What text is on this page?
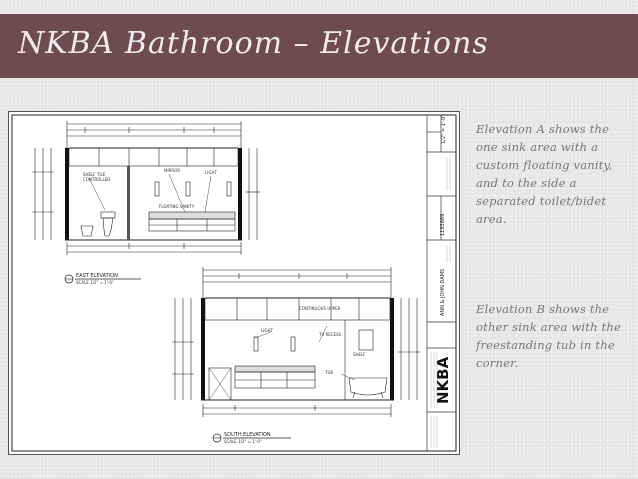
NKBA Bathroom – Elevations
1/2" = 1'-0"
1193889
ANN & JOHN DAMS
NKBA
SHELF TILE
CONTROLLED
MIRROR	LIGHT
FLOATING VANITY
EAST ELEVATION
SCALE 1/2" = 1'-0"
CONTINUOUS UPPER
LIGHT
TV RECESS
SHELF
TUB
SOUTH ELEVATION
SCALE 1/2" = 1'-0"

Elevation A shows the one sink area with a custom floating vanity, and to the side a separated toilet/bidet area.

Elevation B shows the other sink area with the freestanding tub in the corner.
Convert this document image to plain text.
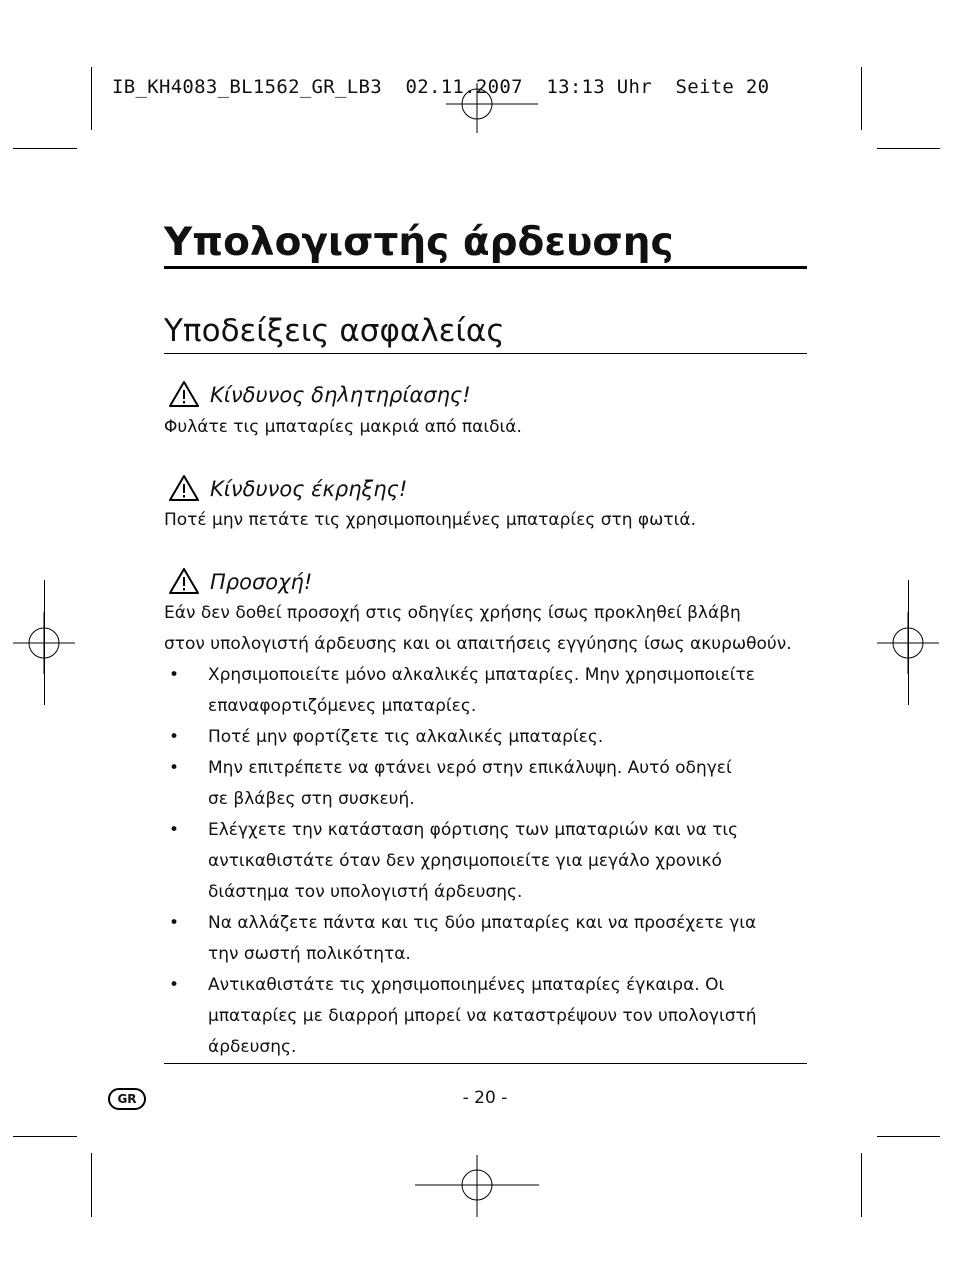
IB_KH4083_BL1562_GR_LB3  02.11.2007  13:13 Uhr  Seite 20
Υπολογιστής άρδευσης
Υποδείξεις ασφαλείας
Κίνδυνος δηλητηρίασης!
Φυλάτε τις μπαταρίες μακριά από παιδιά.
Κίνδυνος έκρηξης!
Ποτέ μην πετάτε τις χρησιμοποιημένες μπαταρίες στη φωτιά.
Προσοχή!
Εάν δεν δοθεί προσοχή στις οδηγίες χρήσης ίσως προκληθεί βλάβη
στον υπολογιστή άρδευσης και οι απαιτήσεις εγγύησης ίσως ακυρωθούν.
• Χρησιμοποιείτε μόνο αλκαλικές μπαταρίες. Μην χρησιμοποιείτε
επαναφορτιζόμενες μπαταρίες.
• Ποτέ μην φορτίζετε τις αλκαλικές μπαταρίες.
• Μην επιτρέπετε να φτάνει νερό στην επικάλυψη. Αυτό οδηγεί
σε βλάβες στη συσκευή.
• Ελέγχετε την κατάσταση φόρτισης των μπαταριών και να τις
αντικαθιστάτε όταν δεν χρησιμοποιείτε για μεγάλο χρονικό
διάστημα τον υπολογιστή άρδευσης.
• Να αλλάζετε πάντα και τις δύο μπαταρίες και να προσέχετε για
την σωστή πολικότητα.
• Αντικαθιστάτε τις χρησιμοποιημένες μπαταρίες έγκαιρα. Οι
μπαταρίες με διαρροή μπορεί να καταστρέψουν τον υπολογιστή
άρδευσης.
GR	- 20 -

━━━━━━

- To do
Write out only the lines from the line containing "Convert this document image to plain text." through the end of the material above, both end lines included. Pictures are not written out.

- Answer in full
Convert this document image to plain text.
IB_KH4083_BL1562_GR_LB3  02.11.2007  13:13 Uhr  Seite 20
Υπολογιστής άρδευσης
Υποδείξεις ασφαλείας
Κίνδυνος δηλητηρίασης!
Φυλάτε τις μπαταρίες μακριά από παιδιά.
Κίνδυνος έκρηξης!
Ποτέ μην πετάτε τις χρησιμοποιημένες μπαταρίες στη φωτιά.
Προσοχή!
Εάν δεν δοθεί προσοχή στις οδηγίες χρήσης ίσως προκληθεί βλάβη
στον υπολογιστή άρδευσης και οι απαιτήσεις εγγύησης ίσως ακυρωθούν.
• Χρησιμοποιείτε μόνο αλκαλικές μπαταρίες. Μην χρησιμοποιείτε
επαναφορτιζόμενες μπαταρίες.
• Ποτέ μην φορτίζετε τις αλκαλικές μπαταρίες.
• Μην επιτρέπετε να φτάνει νερό στην επικάλυψη. Αυτό οδηγεί
σε βλάβες στη συσκευή.
• Ελέγχετε την κατάσταση φόρτισης των μπαταριών και να τις
αντικαθιστάτε όταν δεν χρησιμοποιείτε για μεγάλο χρονικό
διάστημα τον υπολογιστή άρδευσης.
• Να αλλάζετε πάντα και τις δύο μπαταρίες και να προσέχετε για
την σωστή πολικότητα.
• Αντικαθιστάτε τις χρησιμοποιημένες μπαταρίες έγκαιρα. Οι
μπαταρίες με διαρροή μπορεί να καταστρέψουν τον υπολογιστή
άρδευσης.
GR	- 20 -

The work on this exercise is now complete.